* [Stated exercise]:
In the entries below, count every line with the string "title". State the count and nothing else.

* [Dataset records]:
· · · · ·
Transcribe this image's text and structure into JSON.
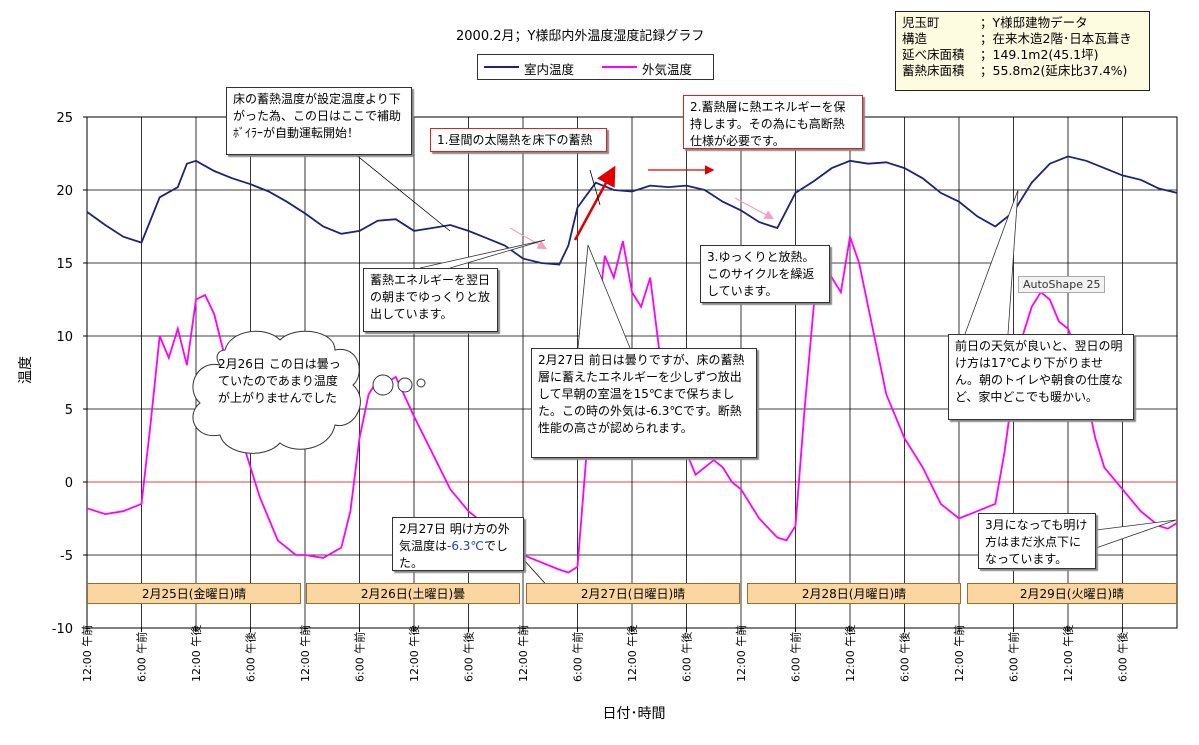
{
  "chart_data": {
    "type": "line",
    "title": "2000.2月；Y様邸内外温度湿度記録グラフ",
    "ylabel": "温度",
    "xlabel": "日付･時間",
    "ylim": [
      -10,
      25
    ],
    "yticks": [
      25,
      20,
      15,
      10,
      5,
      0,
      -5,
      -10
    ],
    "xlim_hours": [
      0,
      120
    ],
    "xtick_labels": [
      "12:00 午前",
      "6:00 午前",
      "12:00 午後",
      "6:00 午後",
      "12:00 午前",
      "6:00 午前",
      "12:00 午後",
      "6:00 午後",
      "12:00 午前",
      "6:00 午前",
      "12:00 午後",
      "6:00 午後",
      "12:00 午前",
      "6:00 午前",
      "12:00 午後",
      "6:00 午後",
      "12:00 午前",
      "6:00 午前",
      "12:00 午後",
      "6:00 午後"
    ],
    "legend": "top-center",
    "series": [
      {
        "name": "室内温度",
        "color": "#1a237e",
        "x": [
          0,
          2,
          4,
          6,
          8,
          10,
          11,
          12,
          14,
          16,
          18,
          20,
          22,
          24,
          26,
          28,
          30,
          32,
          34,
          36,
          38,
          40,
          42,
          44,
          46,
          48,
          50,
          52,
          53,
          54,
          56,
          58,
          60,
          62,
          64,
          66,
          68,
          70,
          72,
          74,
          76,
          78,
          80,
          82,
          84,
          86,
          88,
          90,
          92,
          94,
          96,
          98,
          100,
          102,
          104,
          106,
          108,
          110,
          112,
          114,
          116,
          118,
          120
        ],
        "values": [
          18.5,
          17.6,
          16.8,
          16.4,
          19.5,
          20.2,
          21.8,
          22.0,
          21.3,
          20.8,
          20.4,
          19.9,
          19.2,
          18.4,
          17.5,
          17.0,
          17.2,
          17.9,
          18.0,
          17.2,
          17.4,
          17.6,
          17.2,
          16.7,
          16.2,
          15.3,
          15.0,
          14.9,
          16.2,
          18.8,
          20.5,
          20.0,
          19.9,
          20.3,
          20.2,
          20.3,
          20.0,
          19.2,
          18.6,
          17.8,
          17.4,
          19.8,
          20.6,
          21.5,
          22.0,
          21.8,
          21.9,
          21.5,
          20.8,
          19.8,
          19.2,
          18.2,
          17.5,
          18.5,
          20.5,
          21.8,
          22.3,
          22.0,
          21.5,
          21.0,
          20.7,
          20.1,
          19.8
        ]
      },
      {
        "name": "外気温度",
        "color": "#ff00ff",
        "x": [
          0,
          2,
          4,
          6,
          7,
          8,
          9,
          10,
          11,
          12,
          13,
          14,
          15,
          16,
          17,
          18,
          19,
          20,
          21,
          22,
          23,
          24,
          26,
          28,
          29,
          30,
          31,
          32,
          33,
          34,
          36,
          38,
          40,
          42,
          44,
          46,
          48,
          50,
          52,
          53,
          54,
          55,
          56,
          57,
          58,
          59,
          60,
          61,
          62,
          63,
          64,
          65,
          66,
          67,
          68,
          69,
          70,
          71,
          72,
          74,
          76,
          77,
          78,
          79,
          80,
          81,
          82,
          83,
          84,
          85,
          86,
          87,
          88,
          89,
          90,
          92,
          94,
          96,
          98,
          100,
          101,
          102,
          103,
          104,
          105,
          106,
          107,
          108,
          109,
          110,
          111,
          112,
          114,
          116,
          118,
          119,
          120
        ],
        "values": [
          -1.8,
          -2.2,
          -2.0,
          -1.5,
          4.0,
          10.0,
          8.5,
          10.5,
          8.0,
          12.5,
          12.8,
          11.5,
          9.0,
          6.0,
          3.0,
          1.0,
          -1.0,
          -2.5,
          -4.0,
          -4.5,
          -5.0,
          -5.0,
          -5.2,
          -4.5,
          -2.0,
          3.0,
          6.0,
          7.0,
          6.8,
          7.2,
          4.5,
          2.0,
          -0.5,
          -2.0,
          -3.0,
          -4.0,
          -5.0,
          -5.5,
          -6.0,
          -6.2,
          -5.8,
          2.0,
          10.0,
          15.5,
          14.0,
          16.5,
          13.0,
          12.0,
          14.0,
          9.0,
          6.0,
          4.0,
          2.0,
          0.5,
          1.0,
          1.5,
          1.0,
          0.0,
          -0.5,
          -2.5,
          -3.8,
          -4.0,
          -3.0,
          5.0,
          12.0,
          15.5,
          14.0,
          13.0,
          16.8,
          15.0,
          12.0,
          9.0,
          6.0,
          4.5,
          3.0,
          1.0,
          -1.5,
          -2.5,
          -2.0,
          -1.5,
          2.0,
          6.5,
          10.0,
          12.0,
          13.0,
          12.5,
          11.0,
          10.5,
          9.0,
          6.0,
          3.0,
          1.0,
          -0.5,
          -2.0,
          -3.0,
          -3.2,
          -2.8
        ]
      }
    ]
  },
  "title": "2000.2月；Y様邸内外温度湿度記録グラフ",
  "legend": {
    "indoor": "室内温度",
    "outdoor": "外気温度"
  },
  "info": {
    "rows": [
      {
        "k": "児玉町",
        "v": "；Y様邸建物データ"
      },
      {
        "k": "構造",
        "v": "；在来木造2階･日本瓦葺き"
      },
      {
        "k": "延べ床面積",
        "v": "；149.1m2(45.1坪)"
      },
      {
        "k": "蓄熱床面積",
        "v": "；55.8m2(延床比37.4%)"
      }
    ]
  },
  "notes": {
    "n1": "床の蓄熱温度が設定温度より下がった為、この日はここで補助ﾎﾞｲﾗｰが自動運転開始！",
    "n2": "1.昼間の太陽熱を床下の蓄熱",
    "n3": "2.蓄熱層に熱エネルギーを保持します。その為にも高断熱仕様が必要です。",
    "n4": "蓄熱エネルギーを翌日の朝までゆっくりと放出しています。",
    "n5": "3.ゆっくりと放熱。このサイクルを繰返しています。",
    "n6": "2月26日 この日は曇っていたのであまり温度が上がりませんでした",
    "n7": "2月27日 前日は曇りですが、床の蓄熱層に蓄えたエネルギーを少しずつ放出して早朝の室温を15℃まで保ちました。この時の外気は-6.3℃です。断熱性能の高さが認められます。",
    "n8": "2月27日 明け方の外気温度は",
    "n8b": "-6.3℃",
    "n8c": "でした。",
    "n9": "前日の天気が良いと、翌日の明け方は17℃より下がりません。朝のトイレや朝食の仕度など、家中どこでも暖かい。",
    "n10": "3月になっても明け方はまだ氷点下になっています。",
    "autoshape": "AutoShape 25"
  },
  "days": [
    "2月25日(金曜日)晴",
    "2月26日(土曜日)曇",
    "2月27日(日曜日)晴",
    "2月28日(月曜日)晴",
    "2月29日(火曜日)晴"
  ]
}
· · · · ·
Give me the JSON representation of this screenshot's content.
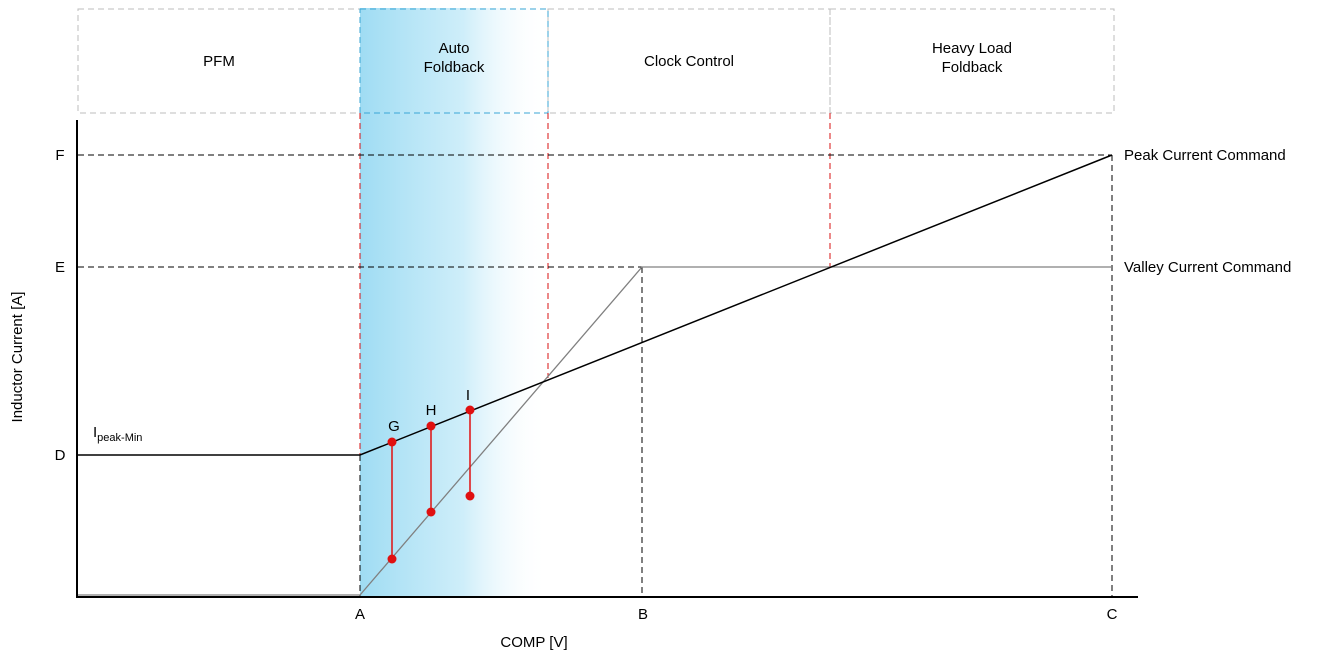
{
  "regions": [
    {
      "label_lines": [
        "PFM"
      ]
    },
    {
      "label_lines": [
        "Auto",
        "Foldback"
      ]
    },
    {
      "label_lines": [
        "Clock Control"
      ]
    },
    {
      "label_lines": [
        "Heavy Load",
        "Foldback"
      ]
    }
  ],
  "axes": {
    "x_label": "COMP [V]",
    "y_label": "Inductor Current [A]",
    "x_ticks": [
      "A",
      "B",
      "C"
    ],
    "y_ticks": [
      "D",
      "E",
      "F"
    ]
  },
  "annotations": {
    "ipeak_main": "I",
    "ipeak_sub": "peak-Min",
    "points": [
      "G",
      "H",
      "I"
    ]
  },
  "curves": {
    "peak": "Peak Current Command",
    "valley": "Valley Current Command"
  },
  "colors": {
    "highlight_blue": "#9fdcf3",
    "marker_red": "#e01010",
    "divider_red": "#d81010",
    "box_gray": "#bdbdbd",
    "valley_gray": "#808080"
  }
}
· · · · ·
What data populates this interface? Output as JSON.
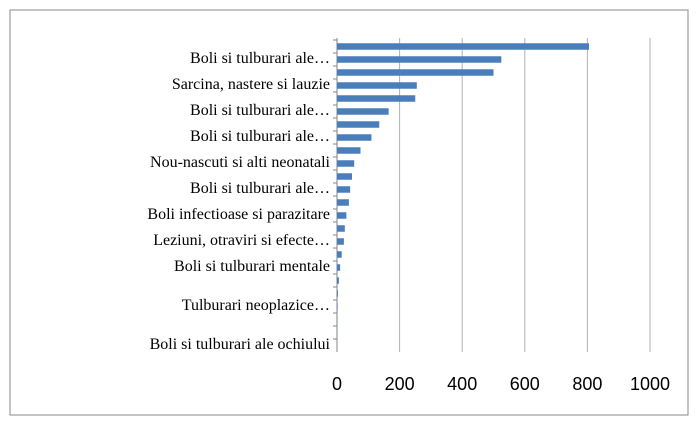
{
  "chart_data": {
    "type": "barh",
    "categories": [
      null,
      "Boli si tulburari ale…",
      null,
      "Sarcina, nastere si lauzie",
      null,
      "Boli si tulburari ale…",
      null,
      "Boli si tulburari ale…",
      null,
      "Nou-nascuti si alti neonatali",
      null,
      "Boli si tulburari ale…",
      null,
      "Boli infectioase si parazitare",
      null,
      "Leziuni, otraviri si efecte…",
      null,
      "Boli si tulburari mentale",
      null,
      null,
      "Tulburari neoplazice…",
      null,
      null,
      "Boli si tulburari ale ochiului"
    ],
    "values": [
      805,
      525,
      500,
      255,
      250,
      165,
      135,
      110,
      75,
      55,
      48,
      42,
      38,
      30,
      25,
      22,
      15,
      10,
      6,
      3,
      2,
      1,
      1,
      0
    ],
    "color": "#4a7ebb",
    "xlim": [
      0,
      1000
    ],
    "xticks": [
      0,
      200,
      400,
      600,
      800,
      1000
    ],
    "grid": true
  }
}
· · · · ·
* [The result]:
2